§ **Directions**
Set down the material below word for word, excluding the pictures.

##### Material for this exercise

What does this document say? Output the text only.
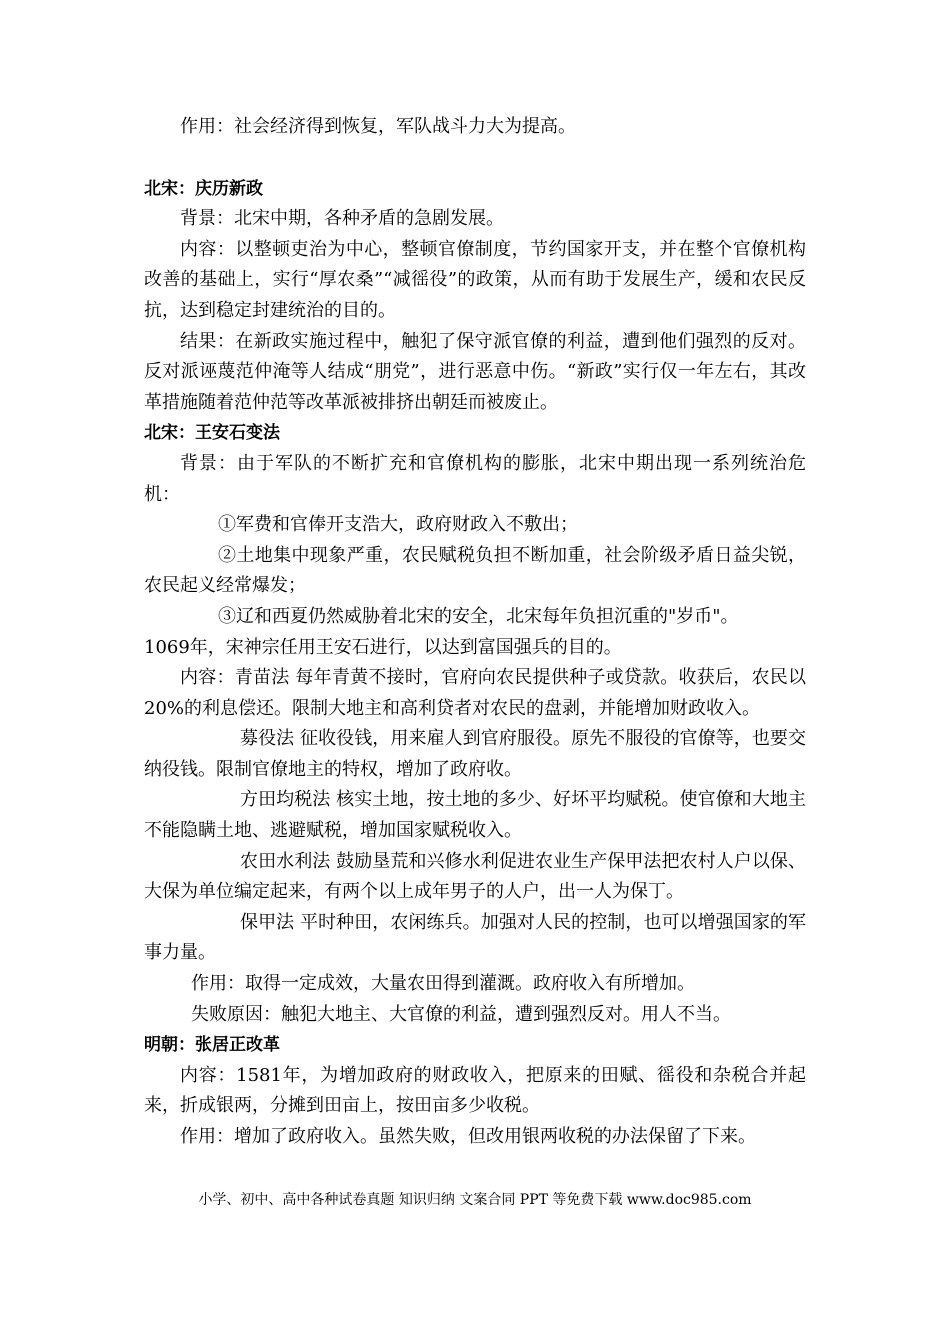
作用：社会经济得到恢复，军队战斗力大为提高。

北宋：庆历新政

背景：北宋中期，各种矛盾的急剧发展。

内容：以整顿吏治为中心，整顿官僚制度，节约国家开支，并在整个官僚机构改善的基础上，实行“厚农桑”“减徭役”的政策，从而有助于发展生产，缓和农民反抗，达到稳定封建统治的目的。

结果：在新政实施过程中，触犯了保守派官僚的利益，遭到他们强烈的反对。反对派诬蔑范仲淹等人结成“朋党”，进行恶意中伤。“新政”实行仅一年左右，其改革措施随着范仲范等改革派被排挤出朝廷而被废止。

北宋：王安石变法

背景：由于军队的不断扩充和官僚机构的膨胀，北宋中期出现一系列统治危机：

①军费和官俸开支浩大，政府财政入不敷出；

②土地集中现象严重，农民赋税负担不断加重，社会阶级矛盾日益尖锐，农民起义经常爆发；

③辽和西夏仍然威胁着北宋的安全，北宋每年负担沉重的"岁币"。

1069年，宋神宗任用王安石进行，以达到富国强兵的目的。

内容：青苗法 每年青黄不接时，官府向农民提供种子或贷款。收获后，农民以20%的利息偿还。限制大地主和高利贷者对农民的盘剥，并能增加财政收入。

募役法 征收役钱，用来雇人到官府服役。原先不服役的官僚等，也要交纳役钱。限制官僚地主的特权，增加了政府收。

方田均税法 核实土地，按土地的多少、好坏平均赋税。使官僚和大地主不能隐瞒土地、逃避赋税，增加国家赋税收入。

农田水利法 鼓励垦荒和兴修水利促进农业生产保甲法把农村人户以保、大保为单位编定起来，有两个以上成年男子的人户，出一人为保丁。

保甲法 平时种田，农闲练兵。加强对人民的控制，也可以增强国家的军事力量。

作用：取得一定成效，大量农田得到灌溉。政府收入有所增加。

失败原因：触犯大地主、大官僚的利益，遭到强烈反对。用人不当。

明朝：张居正改革

内容：1581年，为增加政府的财政收入，把原来的田赋、徭役和杂税合并起来，折成银两，分摊到田亩上，按田亩多少收税。

作用：增加了政府收入。虽然失败，但改用银两收税的办法保留了下来。

小学、初中、高中各种试卷真题 知识归纳 文案合同 PPT 等免费下载 www.doc985.com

##########

§ **Response for this exercise**
What does this document say? Output the text only.
作用：社会经济得到恢复，军队战斗力大为提高。

北宋：庆历新政

背景：北宋中期，各种矛盾的急剧发展。

内容：以整顿吏治为中心，整顿官僚制度，节约国家开支，并在整个官僚机构改善的基础上，实行“厚农桑”“减徭役”的政策，从而有助于发展生产，缓和农民反抗，达到稳定封建统治的目的。

结果：在新政实施过程中，触犯了保守派官僚的利益，遭到他们强烈的反对。反对派诬蔑范仲淹等人结成“朋党”，进行恶意中伤。“新政”实行仅一年左右，其改革措施随着范仲范等改革派被排挤出朝廷而被废止。

北宋：王安石变法

背景：由于军队的不断扩充和官僚机构的膨胀，北宋中期出现一系列统治危机：

①军费和官俸开支浩大，政府财政入不敷出；

②土地集中现象严重，农民赋税负担不断加重，社会阶级矛盾日益尖锐，农民起义经常爆发；

③辽和西夏仍然威胁着北宋的安全，北宋每年负担沉重的"岁币"。

1069年，宋神宗任用王安石进行，以达到富国强兵的目的。

内容：青苗法 每年青黄不接时，官府向农民提供种子或贷款。收获后，农民以20%的利息偿还。限制大地主和高利贷者对农民的盘剥，并能增加财政收入。

募役法 征收役钱，用来雇人到官府服役。原先不服役的官僚等，也要交纳役钱。限制官僚地主的特权，增加了政府收。

方田均税法 核实土地，按土地的多少、好坏平均赋税。使官僚和大地主不能隐瞒土地、逃避赋税，增加国家赋税收入。

农田水利法 鼓励垦荒和兴修水利促进农业生产保甲法把农村人户以保、大保为单位编定起来，有两个以上成年男子的人户，出一人为保丁。

保甲法 平时种田，农闲练兵。加强对人民的控制，也可以增强国家的军事力量。

作用：取得一定成效，大量农田得到灌溉。政府收入有所增加。

失败原因：触犯大地主、大官僚的利益，遭到强烈反对。用人不当。

明朝：张居正改革

内容：1581年，为增加政府的财政收入，把原来的田赋、徭役和杂税合并起来，折成银两，分摊到田亩上，按田亩多少收税。

作用：增加了政府收入。虽然失败，但改用银两收税的办法保留了下来。

小学、初中、高中各种试卷真题 知识归纳 文案合同 PPT 等免费下载 www.doc985.com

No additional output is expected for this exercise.